To develop highly redundant, remote situational awareness using mobile robots carrying traditional and nuclear-specific sensors.
1. Improved dynamic mobility is essential to allow legged vehicles to cross rough terrain, climb ladders etc. This requires responsive re-planning of high dimensional robot systems and current approaches struggle to marry the uncertainty of real world sensing, with the limits of high frequency feedback control; 2. Robust situational awareness in low-light conditions and poor visibility. This requires the fusion of inertial, LIDAR, vision, radiation sensing and other measurements to achieve reliable and accurate navigation; 3. Autonomous navigation algorithms should effectively pair with human operators. Map representations communicated to human operators should be labelled with estimates of physical properties (radiation, temperature) as well as geometric structure. Reconstructions should support change detection on a semantic level to identify subsidence and fissure.
Work will be spread across the following initial work-packages:
A. Dynamic Motion Planning and Control [OXF1, MAN1] (T1RC1, link to T2) for dynamic mobile robots (legged, wheeled, etc). Dynamic trajectory optimisation and motion planning formulations will be developed that consider the terrain morphology on multiple levels of resolution to determine gait and enable robust real-time re-planning of routes.
B. Robust On-line State Estimation and Situational Awareness [OXF2, MAN2, MAN7, LAN1,2] (T1RC1, 2, link to T2) using accurate, low latency state estimation that fuses sensor sources. Robust estimation and terrain reconstruction in low light and degenerate structures, coupled with machine learning-based visual SLAM and radiological situation awareness.

● Problem requirements
From the robotics work plan above, reproduce word for word the passage that begins at the words "1. Improved dynamic" and stops after "subsidence and fissure.".

● Information supplied
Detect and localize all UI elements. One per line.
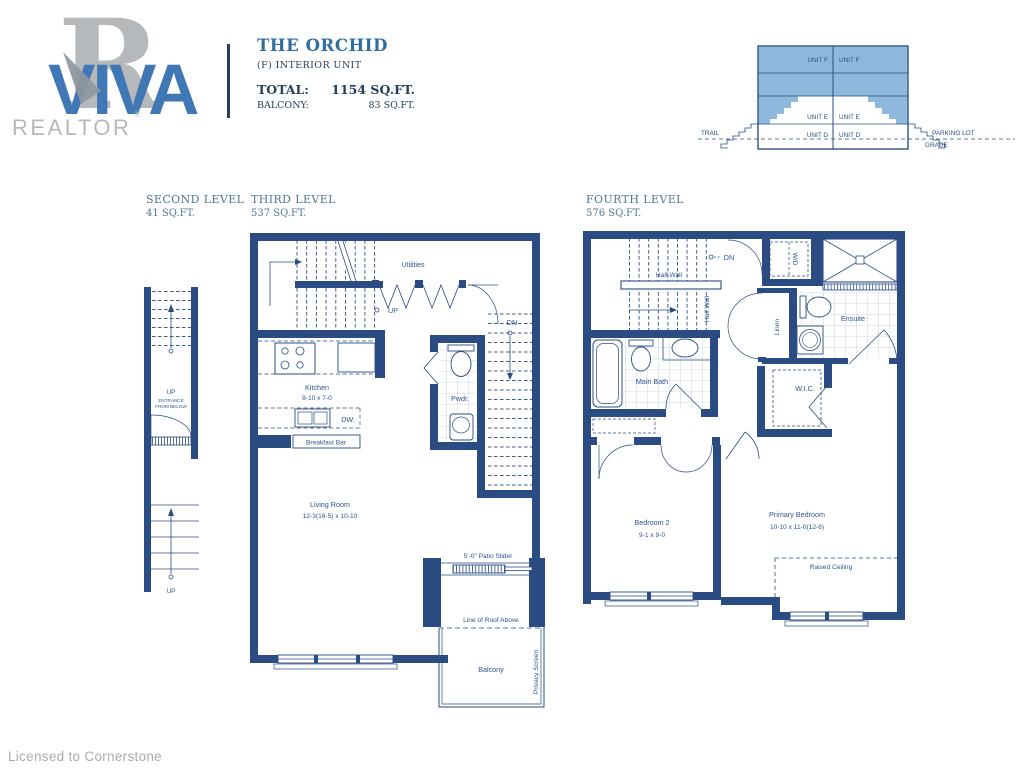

● The result
1. Improved dynamic mobility is essential to allow legged vehicles to cross rough terrain, climb ladders etc. This requires responsive re-planning of high dimensional robot systems and current approaches struggle to marry the uncertainty of real world sensing, with the limits of high frequency feedback control; 2. Robust situational awareness in low-light conditions and poor visibility. This requires the fusion of inertial, LIDAR, vision, radiation sensing and other measurements to achieve reliable and accurate navigation; 3. Autonomous navigation algorithms should effectively pair with human operators. Map representations communicated to human operators should be labelled with estimates of physical properties (radiation, temperature) as well as geometric structure. Reconstructions should support change detection on a semantic level to identify subsidence and fissure.